** START OF RECORDS TO USE **
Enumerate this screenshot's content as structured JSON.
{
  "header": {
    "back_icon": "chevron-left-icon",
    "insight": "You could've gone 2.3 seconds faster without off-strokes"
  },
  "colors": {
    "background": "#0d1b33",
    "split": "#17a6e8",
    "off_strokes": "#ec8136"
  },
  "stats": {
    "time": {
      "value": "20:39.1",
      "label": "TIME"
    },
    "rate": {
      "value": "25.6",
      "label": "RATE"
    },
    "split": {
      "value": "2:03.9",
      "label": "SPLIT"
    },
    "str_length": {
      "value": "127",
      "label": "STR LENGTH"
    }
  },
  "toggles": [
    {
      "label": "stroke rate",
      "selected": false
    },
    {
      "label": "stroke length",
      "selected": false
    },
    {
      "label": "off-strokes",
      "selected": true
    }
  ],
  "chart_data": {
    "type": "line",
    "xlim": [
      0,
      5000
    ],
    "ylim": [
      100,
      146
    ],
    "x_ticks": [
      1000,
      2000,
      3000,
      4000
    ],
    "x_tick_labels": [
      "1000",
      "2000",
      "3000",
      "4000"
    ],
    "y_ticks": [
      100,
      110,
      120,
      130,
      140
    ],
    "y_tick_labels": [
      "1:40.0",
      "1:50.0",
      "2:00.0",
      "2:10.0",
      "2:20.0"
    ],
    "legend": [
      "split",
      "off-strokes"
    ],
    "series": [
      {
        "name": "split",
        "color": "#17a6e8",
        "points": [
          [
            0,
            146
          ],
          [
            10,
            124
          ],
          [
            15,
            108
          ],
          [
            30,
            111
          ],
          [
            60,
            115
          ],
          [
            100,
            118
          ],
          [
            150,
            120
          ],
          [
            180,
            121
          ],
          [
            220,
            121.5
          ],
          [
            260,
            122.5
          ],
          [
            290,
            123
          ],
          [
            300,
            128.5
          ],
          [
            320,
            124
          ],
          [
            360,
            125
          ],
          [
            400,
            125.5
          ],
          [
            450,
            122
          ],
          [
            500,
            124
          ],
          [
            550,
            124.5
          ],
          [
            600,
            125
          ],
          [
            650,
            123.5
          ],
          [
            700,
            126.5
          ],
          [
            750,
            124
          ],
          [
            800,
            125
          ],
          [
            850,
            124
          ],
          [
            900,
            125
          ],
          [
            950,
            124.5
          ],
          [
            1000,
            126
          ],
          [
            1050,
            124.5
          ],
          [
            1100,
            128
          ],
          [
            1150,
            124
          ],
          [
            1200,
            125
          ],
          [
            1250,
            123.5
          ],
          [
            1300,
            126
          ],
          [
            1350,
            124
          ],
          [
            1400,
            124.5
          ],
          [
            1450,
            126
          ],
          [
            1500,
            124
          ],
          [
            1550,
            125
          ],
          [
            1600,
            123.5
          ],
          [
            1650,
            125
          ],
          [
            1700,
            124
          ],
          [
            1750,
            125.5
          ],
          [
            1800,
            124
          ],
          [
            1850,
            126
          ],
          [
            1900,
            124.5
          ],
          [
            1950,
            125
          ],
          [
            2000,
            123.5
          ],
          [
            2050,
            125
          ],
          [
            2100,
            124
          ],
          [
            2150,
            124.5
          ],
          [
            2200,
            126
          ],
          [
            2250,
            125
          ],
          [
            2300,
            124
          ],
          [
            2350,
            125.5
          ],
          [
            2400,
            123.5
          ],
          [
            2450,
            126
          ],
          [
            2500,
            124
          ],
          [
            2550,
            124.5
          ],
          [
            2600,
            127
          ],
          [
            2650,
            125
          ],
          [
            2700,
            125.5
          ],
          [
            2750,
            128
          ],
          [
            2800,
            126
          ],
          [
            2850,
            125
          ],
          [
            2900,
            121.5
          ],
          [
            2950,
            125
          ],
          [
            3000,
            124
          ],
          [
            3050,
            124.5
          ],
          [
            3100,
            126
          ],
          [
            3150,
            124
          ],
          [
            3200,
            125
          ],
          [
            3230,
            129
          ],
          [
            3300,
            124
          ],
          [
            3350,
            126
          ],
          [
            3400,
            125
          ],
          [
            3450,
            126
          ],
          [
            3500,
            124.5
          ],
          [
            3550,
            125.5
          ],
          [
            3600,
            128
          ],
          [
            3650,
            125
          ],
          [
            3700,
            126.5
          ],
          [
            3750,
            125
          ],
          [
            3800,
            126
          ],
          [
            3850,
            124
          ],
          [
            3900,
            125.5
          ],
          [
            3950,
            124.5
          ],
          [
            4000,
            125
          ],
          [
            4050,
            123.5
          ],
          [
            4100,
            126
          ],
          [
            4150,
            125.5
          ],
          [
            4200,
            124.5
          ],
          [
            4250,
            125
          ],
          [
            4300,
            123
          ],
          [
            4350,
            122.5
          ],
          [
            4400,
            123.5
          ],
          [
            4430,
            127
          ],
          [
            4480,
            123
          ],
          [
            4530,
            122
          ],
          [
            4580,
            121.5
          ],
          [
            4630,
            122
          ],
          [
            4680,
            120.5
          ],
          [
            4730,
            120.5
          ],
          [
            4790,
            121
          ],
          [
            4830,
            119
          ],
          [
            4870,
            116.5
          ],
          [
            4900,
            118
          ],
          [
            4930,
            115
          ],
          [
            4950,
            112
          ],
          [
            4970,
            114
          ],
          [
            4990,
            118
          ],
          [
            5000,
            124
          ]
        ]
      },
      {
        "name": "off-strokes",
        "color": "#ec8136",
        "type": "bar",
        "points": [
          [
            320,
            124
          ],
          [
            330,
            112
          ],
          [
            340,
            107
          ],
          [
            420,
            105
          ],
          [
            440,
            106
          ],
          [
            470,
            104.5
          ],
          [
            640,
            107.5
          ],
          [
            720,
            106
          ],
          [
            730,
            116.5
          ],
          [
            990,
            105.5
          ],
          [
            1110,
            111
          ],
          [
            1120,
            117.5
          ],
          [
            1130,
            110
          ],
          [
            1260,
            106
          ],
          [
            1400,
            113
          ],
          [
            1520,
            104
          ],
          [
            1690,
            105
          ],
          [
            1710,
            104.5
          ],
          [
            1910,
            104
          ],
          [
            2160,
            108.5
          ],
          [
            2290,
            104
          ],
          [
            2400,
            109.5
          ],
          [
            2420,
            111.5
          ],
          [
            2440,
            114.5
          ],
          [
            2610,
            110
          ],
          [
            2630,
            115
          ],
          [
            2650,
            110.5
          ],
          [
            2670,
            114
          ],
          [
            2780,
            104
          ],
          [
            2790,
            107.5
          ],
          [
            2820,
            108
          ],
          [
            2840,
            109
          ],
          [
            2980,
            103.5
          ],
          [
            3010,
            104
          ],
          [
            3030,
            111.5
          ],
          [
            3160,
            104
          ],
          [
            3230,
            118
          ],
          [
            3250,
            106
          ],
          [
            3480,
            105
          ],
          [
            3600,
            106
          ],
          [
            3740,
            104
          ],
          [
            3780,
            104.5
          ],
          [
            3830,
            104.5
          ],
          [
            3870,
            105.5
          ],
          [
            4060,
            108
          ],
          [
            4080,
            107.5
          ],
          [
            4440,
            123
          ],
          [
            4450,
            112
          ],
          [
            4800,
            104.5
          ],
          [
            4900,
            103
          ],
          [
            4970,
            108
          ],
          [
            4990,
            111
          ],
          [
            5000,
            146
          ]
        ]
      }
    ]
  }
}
** END OF RECORDS TO USE **
> **AIM**
Copy out all of the data exactly, leaving nothing out.

> **CORRECT ANSWER**
Enumerate this screenshot's content as structured JSON.
{
  "header": {
    "back_icon": "chevron-left-icon",
    "insight": "You could've gone 2.3 seconds faster without off-strokes"
  },
  "colors": {
    "background": "#0d1b33",
    "split": "#17a6e8",
    "off_strokes": "#ec8136"
  },
  "stats": {
    "time": {
      "value": "20:39.1",
      "label": "TIME"
    },
    "rate": {
      "value": "25.6",
      "label": "RATE"
    },
    "split": {
      "value": "2:03.9",
      "label": "SPLIT"
    },
    "str_length": {
      "value": "127",
      "label": "STR LENGTH"
    }
  },
  "toggles": [
    {
      "label": "stroke rate",
      "selected": false
    },
    {
      "label": "stroke length",
      "selected": false
    },
    {
      "label": "off-strokes",
      "selected": true
    }
  ],
  "chart_data": {
    "type": "line",
    "xlim": [
      0,
      5000
    ],
    "ylim": [
      100,
      146
    ],
    "x_ticks": [
      1000,
      2000,
      3000,
      4000
    ],
    "x_tick_labels": [
      "1000",
      "2000",
      "3000",
      "4000"
    ],
    "y_ticks": [
      100,
      110,
      120,
      130,
      140
    ],
    "y_tick_labels": [
      "1:40.0",
      "1:50.0",
      "2:00.0",
      "2:10.0",
      "2:20.0"
    ],
    "legend": [
      "split",
      "off-strokes"
    ],
    "series": [
      {
        "name": "split",
        "color": "#17a6e8",
        "points": [
          [
            0,
            146
          ],
          [
            10,
            124
          ],
          [
            15,
            108
          ],
          [
            30,
            111
          ],
          [
            60,
            115
          ],
          [
            100,
            118
          ],
          [
            150,
            120
          ],
          [
            180,
            121
          ],
          [
            220,
            121.5
          ],
          [
            260,
            122.5
          ],
          [
            290,
            123
          ],
          [
            300,
            128.5
          ],
          [
            320,
            124
          ],
          [
            360,
            125
          ],
          [
            400,
            125.5
          ],
          [
            450,
            122
          ],
          [
            500,
            124
          ],
          [
            550,
            124.5
          ],
          [
            600,
            125
          ],
          [
            650,
            123.5
          ],
          [
            700,
            126.5
          ],
          [
            750,
            124
          ],
          [
            800,
            125
          ],
          [
            850,
            124
          ],
          [
            900,
            125
          ],
          [
            950,
            124.5
          ],
          [
            1000,
            126
          ],
          [
            1050,
            124.5
          ],
          [
            1100,
            128
          ],
          [
            1150,
            124
          ],
          [
            1200,
            125
          ],
          [
            1250,
            123.5
          ],
          [
            1300,
            126
          ],
          [
            1350,
            124
          ],
          [
            1400,
            124.5
          ],
          [
            1450,
            126
          ],
          [
            1500,
            124
          ],
          [
            1550,
            125
          ],
          [
            1600,
            123.5
          ],
          [
            1650,
            125
          ],
          [
            1700,
            124
          ],
          [
            1750,
            125.5
          ],
          [
            1800,
            124
          ],
          [
            1850,
            126
          ],
          [
            1900,
            124.5
          ],
          [
            1950,
            125
          ],
          [
            2000,
            123.5
          ],
          [
            2050,
            125
          ],
          [
            2100,
            124
          ],
          [
            2150,
            124.5
          ],
          [
            2200,
            126
          ],
          [
            2250,
            125
          ],
          [
            2300,
            124
          ],
          [
            2350,
            125.5
          ],
          [
            2400,
            123.5
          ],
          [
            2450,
            126
          ],
          [
            2500,
            124
          ],
          [
            2550,
            124.5
          ],
          [
            2600,
            127
          ],
          [
            2650,
            125
          ],
          [
            2700,
            125.5
          ],
          [
            2750,
            128
          ],
          [
            2800,
            126
          ],
          [
            2850,
            125
          ],
          [
            2900,
            121.5
          ],
          [
            2950,
            125
          ],
          [
            3000,
            124
          ],
          [
            3050,
            124.5
          ],
          [
            3100,
            126
          ],
          [
            3150,
            124
          ],
          [
            3200,
            125
          ],
          [
            3230,
            129
          ],
          [
            3300,
            124
          ],
          [
            3350,
            126
          ],
          [
            3400,
            125
          ],
          [
            3450,
            126
          ],
          [
            3500,
            124.5
          ],
          [
            3550,
            125.5
          ],
          [
            3600,
            128
          ],
          [
            3650,
            125
          ],
          [
            3700,
            126.5
          ],
          [
            3750,
            125
          ],
          [
            3800,
            126
          ],
          [
            3850,
            124
          ],
          [
            3900,
            125.5
          ],
          [
            3950,
            124.5
          ],
          [
            4000,
            125
          ],
          [
            4050,
            123.5
          ],
          [
            4100,
            126
          ],
          [
            4150,
            125.5
          ],
          [
            4200,
            124.5
          ],
          [
            4250,
            125
          ],
          [
            4300,
            123
          ],
          [
            4350,
            122.5
          ],
          [
            4400,
            123.5
          ],
          [
            4430,
            127
          ],
          [
            4480,
            123
          ],
          [
            4530,
            122
          ],
          [
            4580,
            121.5
          ],
          [
            4630,
            122
          ],
          [
            4680,
            120.5
          ],
          [
            4730,
            120.5
          ],
          [
            4790,
            121
          ],
          [
            4830,
            119
          ],
          [
            4870,
            116.5
          ],
          [
            4900,
            118
          ],
          [
            4930,
            115
          ],
          [
            4950,
            112
          ],
          [
            4970,
            114
          ],
          [
            4990,
            118
          ],
          [
            5000,
            124
          ]
        ]
      },
      {
        "name": "off-strokes",
        "color": "#ec8136",
        "type": "bar",
        "points": [
          [
            320,
            124
          ],
          [
            330,
            112
          ],
          [
            340,
            107
          ],
          [
            420,
            105
          ],
          [
            440,
            106
          ],
          [
            470,
            104.5
          ],
          [
            640,
            107.5
          ],
          [
            720,
            106
          ],
          [
            730,
            116.5
          ],
          [
            990,
            105.5
          ],
          [
            1110,
            111
          ],
          [
            1120,
            117.5
          ],
          [
            1130,
            110
          ],
          [
            1260,
            106
          ],
          [
            1400,
            113
          ],
          [
            1520,
            104
          ],
          [
            1690,
            105
          ],
          [
            1710,
            104.5
          ],
          [
            1910,
            104
          ],
          [
            2160,
            108.5
          ],
          [
            2290,
            104
          ],
          [
            2400,
            109.5
          ],
          [
            2420,
            111.5
          ],
          [
            2440,
            114.5
          ],
          [
            2610,
            110
          ],
          [
            2630,
            115
          ],
          [
            2650,
            110.5
          ],
          [
            2670,
            114
          ],
          [
            2780,
            104
          ],
          [
            2790,
            107.5
          ],
          [
            2820,
            108
          ],
          [
            2840,
            109
          ],
          [
            2980,
            103.5
          ],
          [
            3010,
            104
          ],
          [
            3030,
            111.5
          ],
          [
            3160,
            104
          ],
          [
            3230,
            118
          ],
          [
            3250,
            106
          ],
          [
            3480,
            105
          ],
          [
            3600,
            106
          ],
          [
            3740,
            104
          ],
          [
            3780,
            104.5
          ],
          [
            3830,
            104.5
          ],
          [
            3870,
            105.5
          ],
          [
            4060,
            108
          ],
          [
            4080,
            107.5
          ],
          [
            4440,
            123
          ],
          [
            4450,
            112
          ],
          [
            4800,
            104.5
          ],
          [
            4900,
            103
          ],
          [
            4970,
            108
          ],
          [
            4990,
            111
          ],
          [
            5000,
            146
          ]
        ]
      }
    ]
  }
}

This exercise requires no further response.